**SHORT TASK**
Gather every line of the entries that includes the word "this".

**ENTRIES SHOWN**
- - - -
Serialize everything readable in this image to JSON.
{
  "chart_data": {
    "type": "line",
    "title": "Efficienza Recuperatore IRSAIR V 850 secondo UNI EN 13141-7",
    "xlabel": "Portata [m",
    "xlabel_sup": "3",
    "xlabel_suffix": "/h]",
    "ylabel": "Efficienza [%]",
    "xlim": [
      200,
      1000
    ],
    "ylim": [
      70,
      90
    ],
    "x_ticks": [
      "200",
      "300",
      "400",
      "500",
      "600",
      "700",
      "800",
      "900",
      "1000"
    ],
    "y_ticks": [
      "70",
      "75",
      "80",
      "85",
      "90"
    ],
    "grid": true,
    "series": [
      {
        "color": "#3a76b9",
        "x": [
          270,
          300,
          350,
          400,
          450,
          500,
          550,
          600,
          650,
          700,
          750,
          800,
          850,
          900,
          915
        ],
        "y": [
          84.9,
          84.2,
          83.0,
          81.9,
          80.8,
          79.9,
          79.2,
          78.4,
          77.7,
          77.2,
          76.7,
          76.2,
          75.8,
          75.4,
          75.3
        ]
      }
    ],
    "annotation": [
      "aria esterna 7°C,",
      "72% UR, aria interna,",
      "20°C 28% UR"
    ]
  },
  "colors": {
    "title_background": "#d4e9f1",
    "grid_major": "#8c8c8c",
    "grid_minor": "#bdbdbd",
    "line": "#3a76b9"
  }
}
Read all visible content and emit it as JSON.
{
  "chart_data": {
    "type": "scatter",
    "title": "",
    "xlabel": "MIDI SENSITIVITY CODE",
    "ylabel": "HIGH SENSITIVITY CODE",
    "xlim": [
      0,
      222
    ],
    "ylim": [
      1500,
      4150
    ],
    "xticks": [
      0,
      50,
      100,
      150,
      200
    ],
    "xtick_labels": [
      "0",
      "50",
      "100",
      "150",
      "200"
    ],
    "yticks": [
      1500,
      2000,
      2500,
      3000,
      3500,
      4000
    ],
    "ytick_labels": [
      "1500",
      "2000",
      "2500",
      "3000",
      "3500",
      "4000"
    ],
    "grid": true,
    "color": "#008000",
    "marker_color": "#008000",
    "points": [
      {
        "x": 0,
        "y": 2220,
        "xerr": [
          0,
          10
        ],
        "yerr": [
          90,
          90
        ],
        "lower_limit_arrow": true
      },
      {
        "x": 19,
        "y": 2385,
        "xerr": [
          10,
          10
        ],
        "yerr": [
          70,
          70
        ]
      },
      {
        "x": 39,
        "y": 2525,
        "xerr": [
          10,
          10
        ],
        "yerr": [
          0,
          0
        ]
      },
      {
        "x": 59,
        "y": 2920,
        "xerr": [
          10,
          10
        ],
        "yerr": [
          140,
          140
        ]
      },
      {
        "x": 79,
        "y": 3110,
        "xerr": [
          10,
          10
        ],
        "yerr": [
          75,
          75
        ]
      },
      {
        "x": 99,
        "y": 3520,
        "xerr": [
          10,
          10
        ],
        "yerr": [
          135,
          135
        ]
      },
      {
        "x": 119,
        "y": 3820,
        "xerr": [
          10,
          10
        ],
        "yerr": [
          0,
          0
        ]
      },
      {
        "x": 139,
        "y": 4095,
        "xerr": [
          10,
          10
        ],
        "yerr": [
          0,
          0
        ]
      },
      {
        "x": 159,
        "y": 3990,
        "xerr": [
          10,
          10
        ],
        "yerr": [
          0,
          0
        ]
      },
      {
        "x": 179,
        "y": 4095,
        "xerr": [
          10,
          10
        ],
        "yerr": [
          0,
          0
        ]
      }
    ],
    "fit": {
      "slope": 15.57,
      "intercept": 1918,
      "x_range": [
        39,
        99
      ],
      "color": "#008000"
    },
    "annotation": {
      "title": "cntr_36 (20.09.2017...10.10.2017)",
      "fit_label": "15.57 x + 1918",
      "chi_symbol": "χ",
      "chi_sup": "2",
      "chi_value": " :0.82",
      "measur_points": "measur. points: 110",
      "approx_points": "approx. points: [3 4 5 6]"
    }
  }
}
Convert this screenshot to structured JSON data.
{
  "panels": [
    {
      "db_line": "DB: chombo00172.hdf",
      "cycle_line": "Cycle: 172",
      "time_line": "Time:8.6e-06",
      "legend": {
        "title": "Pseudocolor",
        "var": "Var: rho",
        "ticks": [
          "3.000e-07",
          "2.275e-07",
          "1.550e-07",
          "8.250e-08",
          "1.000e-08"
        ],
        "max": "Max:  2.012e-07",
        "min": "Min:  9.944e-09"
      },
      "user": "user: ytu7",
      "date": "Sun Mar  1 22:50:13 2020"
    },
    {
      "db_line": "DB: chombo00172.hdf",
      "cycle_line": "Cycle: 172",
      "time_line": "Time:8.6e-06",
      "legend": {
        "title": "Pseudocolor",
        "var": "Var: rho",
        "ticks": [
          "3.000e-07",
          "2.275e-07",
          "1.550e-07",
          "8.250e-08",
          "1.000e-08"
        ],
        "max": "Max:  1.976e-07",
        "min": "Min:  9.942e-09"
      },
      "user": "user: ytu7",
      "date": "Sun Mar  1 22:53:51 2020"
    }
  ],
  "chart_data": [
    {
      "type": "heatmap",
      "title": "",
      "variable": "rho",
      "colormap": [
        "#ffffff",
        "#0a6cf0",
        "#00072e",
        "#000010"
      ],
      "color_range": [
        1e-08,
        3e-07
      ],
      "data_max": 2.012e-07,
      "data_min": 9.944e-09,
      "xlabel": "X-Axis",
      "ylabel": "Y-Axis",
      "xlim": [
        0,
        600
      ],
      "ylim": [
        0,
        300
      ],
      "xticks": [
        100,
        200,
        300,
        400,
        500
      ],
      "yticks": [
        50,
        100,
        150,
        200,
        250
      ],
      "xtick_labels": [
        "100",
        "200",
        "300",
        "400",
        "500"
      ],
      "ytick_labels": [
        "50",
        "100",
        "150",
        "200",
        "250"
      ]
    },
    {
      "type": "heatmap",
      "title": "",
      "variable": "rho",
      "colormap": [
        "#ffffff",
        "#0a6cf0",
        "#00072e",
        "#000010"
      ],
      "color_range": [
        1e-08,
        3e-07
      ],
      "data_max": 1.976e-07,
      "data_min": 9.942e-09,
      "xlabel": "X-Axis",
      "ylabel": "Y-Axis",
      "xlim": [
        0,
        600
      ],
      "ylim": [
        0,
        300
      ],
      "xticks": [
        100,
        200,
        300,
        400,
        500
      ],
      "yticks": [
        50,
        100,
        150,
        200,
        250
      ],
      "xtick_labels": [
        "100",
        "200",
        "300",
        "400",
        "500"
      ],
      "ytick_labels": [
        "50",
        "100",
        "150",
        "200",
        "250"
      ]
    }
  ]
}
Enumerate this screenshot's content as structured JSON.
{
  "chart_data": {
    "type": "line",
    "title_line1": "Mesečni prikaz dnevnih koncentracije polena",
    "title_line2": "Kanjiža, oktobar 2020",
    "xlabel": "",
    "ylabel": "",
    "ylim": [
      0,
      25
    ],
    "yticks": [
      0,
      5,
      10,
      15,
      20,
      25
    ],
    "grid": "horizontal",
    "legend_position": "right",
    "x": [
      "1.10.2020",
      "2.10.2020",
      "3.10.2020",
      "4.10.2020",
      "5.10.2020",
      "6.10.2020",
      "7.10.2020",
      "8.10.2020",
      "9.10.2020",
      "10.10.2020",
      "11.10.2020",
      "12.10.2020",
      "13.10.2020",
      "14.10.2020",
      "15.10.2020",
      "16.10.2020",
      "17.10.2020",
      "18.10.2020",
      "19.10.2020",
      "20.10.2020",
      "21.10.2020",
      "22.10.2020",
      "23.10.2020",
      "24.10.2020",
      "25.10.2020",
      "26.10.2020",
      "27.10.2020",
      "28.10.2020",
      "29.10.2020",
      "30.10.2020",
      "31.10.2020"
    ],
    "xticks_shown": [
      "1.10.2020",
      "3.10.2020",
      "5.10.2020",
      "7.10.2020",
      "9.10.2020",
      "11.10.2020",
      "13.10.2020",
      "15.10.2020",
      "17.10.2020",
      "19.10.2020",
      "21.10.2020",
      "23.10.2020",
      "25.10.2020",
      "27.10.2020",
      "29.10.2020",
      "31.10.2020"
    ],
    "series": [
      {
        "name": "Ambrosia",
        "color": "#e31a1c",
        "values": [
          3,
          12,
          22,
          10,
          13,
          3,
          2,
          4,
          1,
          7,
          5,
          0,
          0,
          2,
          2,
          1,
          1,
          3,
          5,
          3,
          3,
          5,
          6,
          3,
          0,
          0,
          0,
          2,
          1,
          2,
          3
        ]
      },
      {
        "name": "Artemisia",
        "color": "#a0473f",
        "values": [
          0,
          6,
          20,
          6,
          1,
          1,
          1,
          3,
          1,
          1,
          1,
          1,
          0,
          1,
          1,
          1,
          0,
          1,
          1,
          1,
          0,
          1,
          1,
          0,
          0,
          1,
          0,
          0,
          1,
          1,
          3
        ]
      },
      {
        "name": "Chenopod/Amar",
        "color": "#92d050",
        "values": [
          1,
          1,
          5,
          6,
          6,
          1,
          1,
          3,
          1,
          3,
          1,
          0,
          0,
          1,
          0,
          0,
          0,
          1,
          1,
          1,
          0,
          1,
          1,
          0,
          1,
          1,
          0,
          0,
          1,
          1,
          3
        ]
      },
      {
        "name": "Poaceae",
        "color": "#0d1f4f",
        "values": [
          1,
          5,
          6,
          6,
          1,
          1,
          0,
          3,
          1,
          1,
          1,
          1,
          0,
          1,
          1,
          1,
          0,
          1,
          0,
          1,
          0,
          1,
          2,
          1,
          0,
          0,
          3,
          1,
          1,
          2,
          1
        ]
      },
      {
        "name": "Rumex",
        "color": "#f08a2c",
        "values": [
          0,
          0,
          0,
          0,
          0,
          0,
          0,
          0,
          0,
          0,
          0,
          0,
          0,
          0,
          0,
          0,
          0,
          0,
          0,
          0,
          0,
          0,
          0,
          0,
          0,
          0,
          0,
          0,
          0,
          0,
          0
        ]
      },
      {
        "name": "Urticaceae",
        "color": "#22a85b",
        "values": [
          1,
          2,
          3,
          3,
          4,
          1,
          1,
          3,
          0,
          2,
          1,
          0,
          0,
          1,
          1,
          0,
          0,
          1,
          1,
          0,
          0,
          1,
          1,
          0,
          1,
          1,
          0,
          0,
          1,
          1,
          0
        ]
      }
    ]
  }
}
- - - -
**TASK SOLUTION**
Serialize everything readable in this image to JSON.
Convert this screenshot to structured JSON data.
Enumerate this screenshot's content as structured JSON.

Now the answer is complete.